I think a large part of the problem is that using AI will encourage surface learning rather than deep understanding. Another approach might be to emphasise that for employability, you need to be able to add some value to the AI tools. As the tools get better, it will be easier to generate prompts and using AI to generate code will just be an everyday skill that the general public have. It is a bit like the late 90s/early 00s people made good money writing web sites for people and small companies, but these days people can do that for themselves using e.g. SquareSpace and WordPress. The students will need to be able to understand the code and do the parts of the task the AI can't do adequately (because it doesn't understand the code). For that you need more than shallow learning. If they know that, it may help them make a better choice about surface and deep learning strategies?

Problem solving is the part of programming that will suffer the most. I've taught programming for nearly 30 years, and as the amount of online tutorial material has increased, average student problem solving ability has gone noticeably down (but not coding). I suspect AI tools will accelerate that for students that opt for a surface learning approach.

I'm going to make the video on how to install the tools (InteliJ) quite soon, and I will definitely be showing them how to turn the AI assistant stuff off. I personally don't like the help the IDE constantly tries to give me - I generally find it just disrupts my concentration, so I often turn all that off as well.

» Extracted material
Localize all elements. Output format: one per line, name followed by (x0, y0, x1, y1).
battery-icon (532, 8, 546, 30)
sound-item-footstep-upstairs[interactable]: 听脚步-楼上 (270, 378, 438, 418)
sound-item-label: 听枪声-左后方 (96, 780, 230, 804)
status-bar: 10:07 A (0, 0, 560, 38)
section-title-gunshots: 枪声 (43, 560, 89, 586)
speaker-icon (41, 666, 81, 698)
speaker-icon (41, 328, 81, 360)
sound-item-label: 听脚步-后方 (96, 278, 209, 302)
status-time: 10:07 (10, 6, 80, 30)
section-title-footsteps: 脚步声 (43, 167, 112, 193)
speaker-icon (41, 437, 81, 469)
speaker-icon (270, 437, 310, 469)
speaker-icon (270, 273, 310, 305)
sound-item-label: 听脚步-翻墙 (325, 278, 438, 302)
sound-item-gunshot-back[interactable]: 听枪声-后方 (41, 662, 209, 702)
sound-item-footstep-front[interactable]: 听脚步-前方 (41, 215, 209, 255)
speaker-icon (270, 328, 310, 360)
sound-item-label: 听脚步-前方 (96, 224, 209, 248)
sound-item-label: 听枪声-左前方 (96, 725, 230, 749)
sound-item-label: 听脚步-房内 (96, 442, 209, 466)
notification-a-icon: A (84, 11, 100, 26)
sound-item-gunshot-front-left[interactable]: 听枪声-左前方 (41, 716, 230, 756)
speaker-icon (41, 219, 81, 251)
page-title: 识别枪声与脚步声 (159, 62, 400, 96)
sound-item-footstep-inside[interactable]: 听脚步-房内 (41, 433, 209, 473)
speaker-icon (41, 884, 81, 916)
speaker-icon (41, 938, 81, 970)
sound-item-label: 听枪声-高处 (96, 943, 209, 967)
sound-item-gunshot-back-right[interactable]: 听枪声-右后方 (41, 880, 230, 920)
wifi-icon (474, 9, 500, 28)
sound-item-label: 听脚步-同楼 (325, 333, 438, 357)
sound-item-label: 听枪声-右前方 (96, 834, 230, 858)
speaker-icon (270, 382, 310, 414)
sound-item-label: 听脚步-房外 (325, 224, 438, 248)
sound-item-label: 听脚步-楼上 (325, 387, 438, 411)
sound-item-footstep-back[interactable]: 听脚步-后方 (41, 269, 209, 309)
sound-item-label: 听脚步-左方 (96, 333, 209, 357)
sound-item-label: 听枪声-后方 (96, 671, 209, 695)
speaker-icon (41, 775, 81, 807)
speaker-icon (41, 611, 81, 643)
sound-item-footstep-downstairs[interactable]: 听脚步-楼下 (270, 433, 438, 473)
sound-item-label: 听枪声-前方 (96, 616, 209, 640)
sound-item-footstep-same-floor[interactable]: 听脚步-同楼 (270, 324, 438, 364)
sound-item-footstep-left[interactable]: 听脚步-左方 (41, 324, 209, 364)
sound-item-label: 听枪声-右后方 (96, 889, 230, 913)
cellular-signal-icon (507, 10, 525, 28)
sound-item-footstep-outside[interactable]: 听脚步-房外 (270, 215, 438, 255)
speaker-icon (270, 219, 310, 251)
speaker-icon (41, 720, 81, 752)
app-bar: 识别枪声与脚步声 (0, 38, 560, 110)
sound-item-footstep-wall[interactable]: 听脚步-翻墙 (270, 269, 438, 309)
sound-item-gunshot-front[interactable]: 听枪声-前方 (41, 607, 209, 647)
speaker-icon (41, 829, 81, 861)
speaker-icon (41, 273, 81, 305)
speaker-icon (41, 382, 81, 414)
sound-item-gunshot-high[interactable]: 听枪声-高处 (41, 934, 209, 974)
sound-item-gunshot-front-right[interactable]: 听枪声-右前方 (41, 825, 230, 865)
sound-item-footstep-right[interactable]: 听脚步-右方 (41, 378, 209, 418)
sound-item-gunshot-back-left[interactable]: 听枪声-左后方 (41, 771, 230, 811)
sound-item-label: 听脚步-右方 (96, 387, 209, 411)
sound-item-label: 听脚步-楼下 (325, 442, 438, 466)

» Tasks to complete
1. In the comments on AI and programming teaching, how long has the writer taught programming?
2. According to the comments on AI and programming teaching, why will students need more than shallow learning to be employable? Answer in one to three sentences.
3. Carry on the comments about AI and programming teaching from the point where they stop.

» Written answers
1. Nearly 30 years.

2. As AI tools improve, generating code with them will become an everyday skill the general public has, so students will need to add value beyond that. They must understand the code and do the parts of the task that AI can't do adequately because it doesn't understand the code, and that takes more than shallow learning.

3.
One solution to assessment is to give them a substantial programming task in advance, so they can spend the usual several weeks on the problem solving and working out how to code things, but then have them rewrite it from scratch in exam conditions in the lab, with restricted access to the WWW (e.g. pre-specified reference material). If they have understood what they were doing in preparation, they should be able to complete the task in a few hours. If they try to remember everything without understanding, they will struggle. It will however increase the stress of the assessment.

Sorry that these are somewhat incoherent ramblings, but I think this is an important topic and I am unhappy at the producers of AI tools for targeting students (e.g. with free licenses) without first having conducted meaningful research into whether it is beneficial.

I feel very sorry for modern CS students. It was much easier to learn to program when I learned (early 80s) when you were forced to learn things by reading books (great for both breadth and depth of knowledge) and by writing programs. In those days getting the computer to do anything was an achievement and was rewarding - much more difficult now that tools/frameworks can help you do quite impressive things without necessarily having much of a clue what you are doing and for every sensible program you can think to write there will be solutions or tutorials available online. The modern environment is far too helpful to be good for learning.